== RECORDS FOR PROCESSING ==
#####

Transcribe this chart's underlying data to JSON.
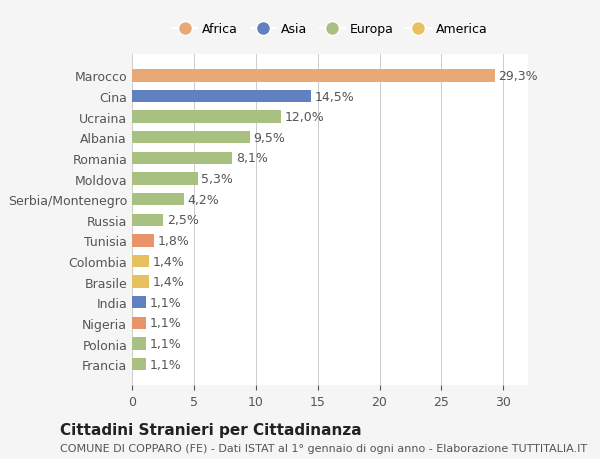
{
  "categories": [
    "Francia",
    "Polonia",
    "Nigeria",
    "India",
    "Brasile",
    "Colombia",
    "Tunisia",
    "Russia",
    "Serbia/Montenegro",
    "Moldova",
    "Romania",
    "Albania",
    "Ucraina",
    "Cina",
    "Marocco"
  ],
  "values": [
    1.1,
    1.1,
    1.1,
    1.1,
    1.4,
    1.4,
    1.8,
    2.5,
    4.2,
    5.3,
    8.1,
    9.5,
    12.0,
    14.5,
    29.3
  ],
  "labels": [
    "1,1%",
    "1,1%",
    "1,1%",
    "1,1%",
    "1,4%",
    "1,4%",
    "1,8%",
    "2,5%",
    "4,2%",
    "5,3%",
    "8,1%",
    "9,5%",
    "12,0%",
    "14,5%",
    "29,3%"
  ],
  "colors": [
    "#a8c080",
    "#a8c080",
    "#e8936a",
    "#6080c0",
    "#e8c060",
    "#e8c060",
    "#e8936a",
    "#a8c080",
    "#a8c080",
    "#a8c080",
    "#a8c080",
    "#a8c080",
    "#a8c080",
    "#6080c0",
    "#e8a878"
  ],
  "legend_labels": [
    "Africa",
    "Asia",
    "Europa",
    "America"
  ],
  "legend_colors": [
    "#e8a878",
    "#6080c0",
    "#a8c080",
    "#e8c060"
  ],
  "title": "Cittadini Stranieri per Cittadinanza",
  "subtitle": "COMUNE DI COPPARO (FE) - Dati ISTAT al 1° gennaio di ogni anno - Elaborazione TUTTITALIA.IT",
  "xlim": [
    0,
    32
  ],
  "xticks": [
    0,
    5,
    10,
    15,
    20,
    25,
    30
  ],
  "background_color": "#f5f5f5",
  "bar_background": "#ffffff",
  "grid_color": "#cccccc",
  "label_fontsize": 9,
  "tick_fontsize": 9,
  "title_fontsize": 11,
  "subtitle_fontsize": 8
}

#####

== THE TASK ==
Each entry gets copied exactly; the pictures stay out.

== RESULT OF THE EXERCISE ==
Transcribe this chart's underlying data to JSON.
{
  "categories": [
    "Francia",
    "Polonia",
    "Nigeria",
    "India",
    "Brasile",
    "Colombia",
    "Tunisia",
    "Russia",
    "Serbia/Montenegro",
    "Moldova",
    "Romania",
    "Albania",
    "Ucraina",
    "Cina",
    "Marocco"
  ],
  "values": [
    1.1,
    1.1,
    1.1,
    1.1,
    1.4,
    1.4,
    1.8,
    2.5,
    4.2,
    5.3,
    8.1,
    9.5,
    12.0,
    14.5,
    29.3
  ],
  "labels": [
    "1,1%",
    "1,1%",
    "1,1%",
    "1,1%",
    "1,4%",
    "1,4%",
    "1,8%",
    "2,5%",
    "4,2%",
    "5,3%",
    "8,1%",
    "9,5%",
    "12,0%",
    "14,5%",
    "29,3%"
  ],
  "colors": [
    "#a8c080",
    "#a8c080",
    "#e8936a",
    "#6080c0",
    "#e8c060",
    "#e8c060",
    "#e8936a",
    "#a8c080",
    "#a8c080",
    "#a8c080",
    "#a8c080",
    "#a8c080",
    "#a8c080",
    "#6080c0",
    "#e8a878"
  ],
  "legend_labels": [
    "Africa",
    "Asia",
    "Europa",
    "America"
  ],
  "legend_colors": [
    "#e8a878",
    "#6080c0",
    "#a8c080",
    "#e8c060"
  ],
  "title": "Cittadini Stranieri per Cittadinanza",
  "subtitle": "COMUNE DI COPPARO (FE) - Dati ISTAT al 1° gennaio di ogni anno - Elaborazione TUTTITALIA.IT",
  "xlim": [
    0,
    32
  ],
  "xticks": [
    0,
    5,
    10,
    15,
    20,
    25,
    30
  ],
  "background_color": "#f5f5f5",
  "bar_background": "#ffffff",
  "grid_color": "#cccccc",
  "label_fontsize": 9,
  "tick_fontsize": 9,
  "title_fontsize": 11,
  "subtitle_fontsize": 8
}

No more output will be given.